### TASK INSTRUCTIONS
Keep only the lines that hold the string "level", filtering out the rest of the entries below.
┏━━
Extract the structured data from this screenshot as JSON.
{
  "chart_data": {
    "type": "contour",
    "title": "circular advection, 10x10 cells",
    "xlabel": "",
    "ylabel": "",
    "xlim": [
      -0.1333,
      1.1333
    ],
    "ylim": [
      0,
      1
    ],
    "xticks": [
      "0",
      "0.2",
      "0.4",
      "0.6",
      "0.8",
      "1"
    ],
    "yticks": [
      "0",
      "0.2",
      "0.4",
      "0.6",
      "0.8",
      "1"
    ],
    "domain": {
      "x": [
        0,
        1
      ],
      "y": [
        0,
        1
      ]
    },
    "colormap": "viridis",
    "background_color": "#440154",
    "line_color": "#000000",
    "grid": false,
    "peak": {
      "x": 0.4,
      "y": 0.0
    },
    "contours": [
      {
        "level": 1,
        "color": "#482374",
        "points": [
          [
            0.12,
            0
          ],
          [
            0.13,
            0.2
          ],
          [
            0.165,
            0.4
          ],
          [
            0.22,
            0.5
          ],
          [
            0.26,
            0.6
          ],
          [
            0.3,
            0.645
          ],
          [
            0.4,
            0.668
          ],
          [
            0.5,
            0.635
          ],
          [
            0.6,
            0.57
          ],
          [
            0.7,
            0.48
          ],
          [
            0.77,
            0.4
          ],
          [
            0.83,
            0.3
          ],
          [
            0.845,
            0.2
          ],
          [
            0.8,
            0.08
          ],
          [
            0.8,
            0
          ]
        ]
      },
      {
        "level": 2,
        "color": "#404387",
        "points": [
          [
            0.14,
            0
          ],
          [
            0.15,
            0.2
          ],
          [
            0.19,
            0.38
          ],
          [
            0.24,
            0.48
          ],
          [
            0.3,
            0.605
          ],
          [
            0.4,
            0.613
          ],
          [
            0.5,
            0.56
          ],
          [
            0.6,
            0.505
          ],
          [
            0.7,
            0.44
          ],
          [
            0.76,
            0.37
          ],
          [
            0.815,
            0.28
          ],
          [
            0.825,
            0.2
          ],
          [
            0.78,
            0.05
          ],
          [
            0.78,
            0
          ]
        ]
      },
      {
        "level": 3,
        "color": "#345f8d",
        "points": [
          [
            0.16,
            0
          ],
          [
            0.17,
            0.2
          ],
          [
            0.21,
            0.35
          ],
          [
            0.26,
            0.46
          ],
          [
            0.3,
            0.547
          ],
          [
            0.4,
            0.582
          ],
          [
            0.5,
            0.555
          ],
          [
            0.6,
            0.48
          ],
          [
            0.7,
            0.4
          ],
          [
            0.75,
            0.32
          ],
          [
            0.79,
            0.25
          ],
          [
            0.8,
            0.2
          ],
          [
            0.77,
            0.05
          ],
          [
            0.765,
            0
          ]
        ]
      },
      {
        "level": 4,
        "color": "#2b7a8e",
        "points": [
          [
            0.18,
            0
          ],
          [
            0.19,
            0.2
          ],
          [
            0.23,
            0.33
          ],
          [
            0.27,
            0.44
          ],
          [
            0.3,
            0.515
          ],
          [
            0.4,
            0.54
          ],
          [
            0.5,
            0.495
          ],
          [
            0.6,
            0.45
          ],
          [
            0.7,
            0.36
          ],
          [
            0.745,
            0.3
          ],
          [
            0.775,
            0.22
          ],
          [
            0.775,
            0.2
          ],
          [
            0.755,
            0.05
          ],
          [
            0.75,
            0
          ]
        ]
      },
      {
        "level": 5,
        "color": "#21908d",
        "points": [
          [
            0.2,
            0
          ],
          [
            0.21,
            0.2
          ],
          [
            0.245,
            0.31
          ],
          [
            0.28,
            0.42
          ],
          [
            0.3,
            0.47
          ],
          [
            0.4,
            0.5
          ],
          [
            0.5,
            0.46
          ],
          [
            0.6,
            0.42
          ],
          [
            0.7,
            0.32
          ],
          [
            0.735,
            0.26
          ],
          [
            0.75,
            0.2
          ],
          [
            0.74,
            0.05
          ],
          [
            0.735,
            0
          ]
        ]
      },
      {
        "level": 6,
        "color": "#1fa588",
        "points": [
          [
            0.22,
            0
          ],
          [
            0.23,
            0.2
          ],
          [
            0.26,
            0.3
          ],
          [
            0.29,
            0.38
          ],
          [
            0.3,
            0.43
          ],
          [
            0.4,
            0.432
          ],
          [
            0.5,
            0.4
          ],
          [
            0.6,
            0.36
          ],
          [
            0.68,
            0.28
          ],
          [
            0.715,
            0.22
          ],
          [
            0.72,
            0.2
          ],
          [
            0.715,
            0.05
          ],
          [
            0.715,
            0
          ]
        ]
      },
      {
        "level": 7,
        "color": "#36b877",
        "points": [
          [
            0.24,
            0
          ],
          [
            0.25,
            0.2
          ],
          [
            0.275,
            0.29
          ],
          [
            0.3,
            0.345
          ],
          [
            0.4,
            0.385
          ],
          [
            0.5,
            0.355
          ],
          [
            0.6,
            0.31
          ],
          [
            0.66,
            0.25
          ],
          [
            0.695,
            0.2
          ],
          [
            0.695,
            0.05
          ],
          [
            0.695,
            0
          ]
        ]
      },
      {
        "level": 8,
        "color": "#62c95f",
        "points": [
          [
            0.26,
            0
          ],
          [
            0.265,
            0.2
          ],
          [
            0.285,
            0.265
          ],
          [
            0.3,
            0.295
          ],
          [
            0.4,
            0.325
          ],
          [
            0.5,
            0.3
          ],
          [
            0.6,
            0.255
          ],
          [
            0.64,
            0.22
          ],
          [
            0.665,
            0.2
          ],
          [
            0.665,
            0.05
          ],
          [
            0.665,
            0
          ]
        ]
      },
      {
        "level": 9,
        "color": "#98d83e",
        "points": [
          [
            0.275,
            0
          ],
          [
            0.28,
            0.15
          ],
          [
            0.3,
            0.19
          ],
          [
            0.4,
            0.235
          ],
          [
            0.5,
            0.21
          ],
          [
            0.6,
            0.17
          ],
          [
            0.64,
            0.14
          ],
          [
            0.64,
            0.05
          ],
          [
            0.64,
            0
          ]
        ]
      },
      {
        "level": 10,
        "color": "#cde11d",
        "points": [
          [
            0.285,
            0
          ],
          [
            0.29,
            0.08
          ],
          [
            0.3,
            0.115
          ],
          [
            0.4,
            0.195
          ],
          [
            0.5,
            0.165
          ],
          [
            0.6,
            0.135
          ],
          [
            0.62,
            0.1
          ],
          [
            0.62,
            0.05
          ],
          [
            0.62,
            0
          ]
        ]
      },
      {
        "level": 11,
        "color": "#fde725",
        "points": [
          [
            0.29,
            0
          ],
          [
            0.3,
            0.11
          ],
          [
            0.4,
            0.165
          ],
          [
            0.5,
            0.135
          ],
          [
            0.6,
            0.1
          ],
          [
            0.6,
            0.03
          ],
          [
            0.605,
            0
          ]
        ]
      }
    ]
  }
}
┗━━
### SOLVED PROBLEM
        "level": 1,
        "level": 2,
        "level": 3,
        "level": 4,
        "level": 5,
        "level": 6,
        "level": 7,
        "level": 8,
        "level": 9,
        "level": 10,
        "level": 11,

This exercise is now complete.